**Task objective:** Your task is to copy the material exactly.
-------- Records for the task
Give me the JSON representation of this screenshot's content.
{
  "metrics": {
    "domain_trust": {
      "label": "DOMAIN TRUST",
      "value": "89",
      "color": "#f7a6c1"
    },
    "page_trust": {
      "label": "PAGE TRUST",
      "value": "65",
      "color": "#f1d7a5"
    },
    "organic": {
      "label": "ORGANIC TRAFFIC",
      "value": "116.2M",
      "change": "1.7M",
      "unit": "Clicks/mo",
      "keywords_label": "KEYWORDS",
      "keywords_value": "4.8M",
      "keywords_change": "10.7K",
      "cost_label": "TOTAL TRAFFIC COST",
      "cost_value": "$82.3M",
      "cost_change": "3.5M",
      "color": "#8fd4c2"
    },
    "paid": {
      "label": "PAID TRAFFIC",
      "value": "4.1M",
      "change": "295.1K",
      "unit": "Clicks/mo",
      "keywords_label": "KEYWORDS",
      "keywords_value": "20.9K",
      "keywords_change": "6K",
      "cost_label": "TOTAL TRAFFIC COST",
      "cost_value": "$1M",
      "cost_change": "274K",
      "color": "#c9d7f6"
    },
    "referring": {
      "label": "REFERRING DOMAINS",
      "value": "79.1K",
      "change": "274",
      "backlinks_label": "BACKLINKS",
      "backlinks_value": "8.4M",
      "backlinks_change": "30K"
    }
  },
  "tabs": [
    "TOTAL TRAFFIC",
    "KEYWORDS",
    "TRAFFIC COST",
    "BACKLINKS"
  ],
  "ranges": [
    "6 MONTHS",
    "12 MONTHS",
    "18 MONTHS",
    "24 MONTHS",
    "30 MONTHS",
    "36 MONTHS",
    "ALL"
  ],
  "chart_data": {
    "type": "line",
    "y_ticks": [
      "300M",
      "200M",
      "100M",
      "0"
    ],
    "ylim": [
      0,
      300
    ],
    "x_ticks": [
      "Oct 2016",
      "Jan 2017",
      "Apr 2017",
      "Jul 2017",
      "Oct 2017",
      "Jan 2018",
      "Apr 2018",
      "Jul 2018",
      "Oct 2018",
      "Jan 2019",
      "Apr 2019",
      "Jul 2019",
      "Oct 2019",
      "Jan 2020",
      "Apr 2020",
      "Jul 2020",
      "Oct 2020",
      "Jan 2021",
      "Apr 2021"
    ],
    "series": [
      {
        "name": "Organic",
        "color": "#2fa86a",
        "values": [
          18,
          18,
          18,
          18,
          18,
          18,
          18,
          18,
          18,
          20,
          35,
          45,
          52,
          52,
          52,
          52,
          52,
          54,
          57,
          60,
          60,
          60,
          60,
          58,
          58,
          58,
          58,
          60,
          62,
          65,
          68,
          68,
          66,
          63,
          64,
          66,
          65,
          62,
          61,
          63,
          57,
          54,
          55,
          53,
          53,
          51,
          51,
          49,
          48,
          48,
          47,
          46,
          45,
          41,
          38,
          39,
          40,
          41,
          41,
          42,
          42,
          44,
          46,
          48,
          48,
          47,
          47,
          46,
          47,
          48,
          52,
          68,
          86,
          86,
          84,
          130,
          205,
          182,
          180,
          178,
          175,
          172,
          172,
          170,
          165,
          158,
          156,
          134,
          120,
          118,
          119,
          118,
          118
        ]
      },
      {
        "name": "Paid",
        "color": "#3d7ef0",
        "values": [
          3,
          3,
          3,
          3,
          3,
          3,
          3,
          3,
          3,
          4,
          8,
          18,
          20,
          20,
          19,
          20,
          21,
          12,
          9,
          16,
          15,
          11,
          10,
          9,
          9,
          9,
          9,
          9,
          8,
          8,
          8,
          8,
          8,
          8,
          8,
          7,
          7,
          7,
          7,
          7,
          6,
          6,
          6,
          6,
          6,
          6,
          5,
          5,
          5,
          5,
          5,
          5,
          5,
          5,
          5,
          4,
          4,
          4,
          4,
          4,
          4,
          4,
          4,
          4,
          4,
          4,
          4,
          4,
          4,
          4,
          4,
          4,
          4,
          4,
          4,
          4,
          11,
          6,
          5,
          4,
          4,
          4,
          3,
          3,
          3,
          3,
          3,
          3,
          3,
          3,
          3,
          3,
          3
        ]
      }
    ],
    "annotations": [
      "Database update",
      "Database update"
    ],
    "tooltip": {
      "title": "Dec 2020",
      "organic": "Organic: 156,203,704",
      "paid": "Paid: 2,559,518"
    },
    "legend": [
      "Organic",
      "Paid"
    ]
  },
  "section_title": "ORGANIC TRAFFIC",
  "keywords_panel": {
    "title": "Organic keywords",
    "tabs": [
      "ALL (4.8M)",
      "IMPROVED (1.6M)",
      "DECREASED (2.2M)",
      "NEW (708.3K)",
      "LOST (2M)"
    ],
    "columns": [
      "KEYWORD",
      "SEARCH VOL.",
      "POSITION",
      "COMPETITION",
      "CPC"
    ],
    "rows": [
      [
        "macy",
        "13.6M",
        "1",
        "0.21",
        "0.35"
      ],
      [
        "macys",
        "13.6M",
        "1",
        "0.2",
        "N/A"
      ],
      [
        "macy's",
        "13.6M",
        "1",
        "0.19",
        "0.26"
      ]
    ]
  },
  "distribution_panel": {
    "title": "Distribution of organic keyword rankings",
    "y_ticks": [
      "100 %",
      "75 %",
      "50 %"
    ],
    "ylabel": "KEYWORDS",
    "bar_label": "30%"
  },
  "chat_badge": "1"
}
----------------
**Written answer:**
Give me the JSON representation of this screenshot's content.
{
  "metrics": {
    "domain_trust": {
      "label": "DOMAIN TRUST",
      "value": "89",
      "color": "#f7a6c1"
    },
    "page_trust": {
      "label": "PAGE TRUST",
      "value": "65",
      "color": "#f1d7a5"
    },
    "organic": {
      "label": "ORGANIC TRAFFIC",
      "value": "116.2M",
      "change": "1.7M",
      "unit": "Clicks/mo",
      "keywords_label": "KEYWORDS",
      "keywords_value": "4.8M",
      "keywords_change": "10.7K",
      "cost_label": "TOTAL TRAFFIC COST",
      "cost_value": "$82.3M",
      "cost_change": "3.5M",
      "color": "#8fd4c2"
    },
    "paid": {
      "label": "PAID TRAFFIC",
      "value": "4.1M",
      "change": "295.1K",
      "unit": "Clicks/mo",
      "keywords_label": "KEYWORDS",
      "keywords_value": "20.9K",
      "keywords_change": "6K",
      "cost_label": "TOTAL TRAFFIC COST",
      "cost_value": "$1M",
      "cost_change": "274K",
      "color": "#c9d7f6"
    },
    "referring": {
      "label": "REFERRING DOMAINS",
      "value": "79.1K",
      "change": "274",
      "backlinks_label": "BACKLINKS",
      "backlinks_value": "8.4M",
      "backlinks_change": "30K"
    }
  },
  "tabs": [
    "TOTAL TRAFFIC",
    "KEYWORDS",
    "TRAFFIC COST",
    "BACKLINKS"
  ],
  "ranges": [
    "6 MONTHS",
    "12 MONTHS",
    "18 MONTHS",
    "24 MONTHS",
    "30 MONTHS",
    "36 MONTHS",
    "ALL"
  ],
  "chart_data": {
    "type": "line",
    "y_ticks": [
      "300M",
      "200M",
      "100M",
      "0"
    ],
    "ylim": [
      0,
      300
    ],
    "x_ticks": [
      "Oct 2016",
      "Jan 2017",
      "Apr 2017",
      "Jul 2017",
      "Oct 2017",
      "Jan 2018",
      "Apr 2018",
      "Jul 2018",
      "Oct 2018",
      "Jan 2019",
      "Apr 2019",
      "Jul 2019",
      "Oct 2019",
      "Jan 2020",
      "Apr 2020",
      "Jul 2020",
      "Oct 2020",
      "Jan 2021",
      "Apr 2021"
    ],
    "series": [
      {
        "name": "Organic",
        "color": "#2fa86a",
        "values": [
          18,
          18,
          18,
          18,
          18,
          18,
          18,
          18,
          18,
          20,
          35,
          45,
          52,
          52,
          52,
          52,
          52,
          54,
          57,
          60,
          60,
          60,
          60,
          58,
          58,
          58,
          58,
          60,
          62,
          65,
          68,
          68,
          66,
          63,
          64,
          66,
          65,
          62,
          61,
          63,
          57,
          54,
          55,
          53,
          53,
          51,
          51,
          49,
          48,
          48,
          47,
          46,
          45,
          41,
          38,
          39,
          40,
          41,
          41,
          42,
          42,
          44,
          46,
          48,
          48,
          47,
          47,
          46,
          47,
          48,
          52,
          68,
          86,
          86,
          84,
          130,
          205,
          182,
          180,
          178,
          175,
          172,
          172,
          170,
          165,
          158,
          156,
          134,
          120,
          118,
          119,
          118,
          118
        ]
      },
      {
        "name": "Paid",
        "color": "#3d7ef0",
        "values": [
          3,
          3,
          3,
          3,
          3,
          3,
          3,
          3,
          3,
          4,
          8,
          18,
          20,
          20,
          19,
          20,
          21,
          12,
          9,
          16,
          15,
          11,
          10,
          9,
          9,
          9,
          9,
          9,
          8,
          8,
          8,
          8,
          8,
          8,
          8,
          7,
          7,
          7,
          7,
          7,
          6,
          6,
          6,
          6,
          6,
          6,
          5,
          5,
          5,
          5,
          5,
          5,
          5,
          5,
          5,
          4,
          4,
          4,
          4,
          4,
          4,
          4,
          4,
          4,
          4,
          4,
          4,
          4,
          4,
          4,
          4,
          4,
          4,
          4,
          4,
          4,
          11,
          6,
          5,
          4,
          4,
          4,
          3,
          3,
          3,
          3,
          3,
          3,
          3,
          3,
          3,
          3,
          3
        ]
      }
    ],
    "annotations": [
      "Database update",
      "Database update"
    ],
    "tooltip": {
      "title": "Dec 2020",
      "organic": "Organic: 156,203,704",
      "paid": "Paid: 2,559,518"
    },
    "legend": [
      "Organic",
      "Paid"
    ]
  },
  "section_title": "ORGANIC TRAFFIC",
  "keywords_panel": {
    "title": "Organic keywords",
    "tabs": [
      "ALL (4.8M)",
      "IMPROVED (1.6M)",
      "DECREASED (2.2M)",
      "NEW (708.3K)",
      "LOST (2M)"
    ],
    "columns": [
      "KEYWORD",
      "SEARCH VOL.",
      "POSITION",
      "COMPETITION",
      "CPC"
    ],
    "rows": [
      [
        "macy",
        "13.6M",
        "1",
        "0.21",
        "0.35"
      ],
      [
        "macys",
        "13.6M",
        "1",
        "0.2",
        "N/A"
      ],
      [
        "macy's",
        "13.6M",
        "1",
        "0.19",
        "0.26"
      ]
    ]
  },
  "distribution_panel": {
    "title": "Distribution of organic keyword rankings",
    "y_ticks": [
      "100 %",
      "75 %",
      "50 %"
    ],
    "ylabel": "KEYWORDS",
    "bar_label": "30%"
  },
  "chat_badge": "1"
}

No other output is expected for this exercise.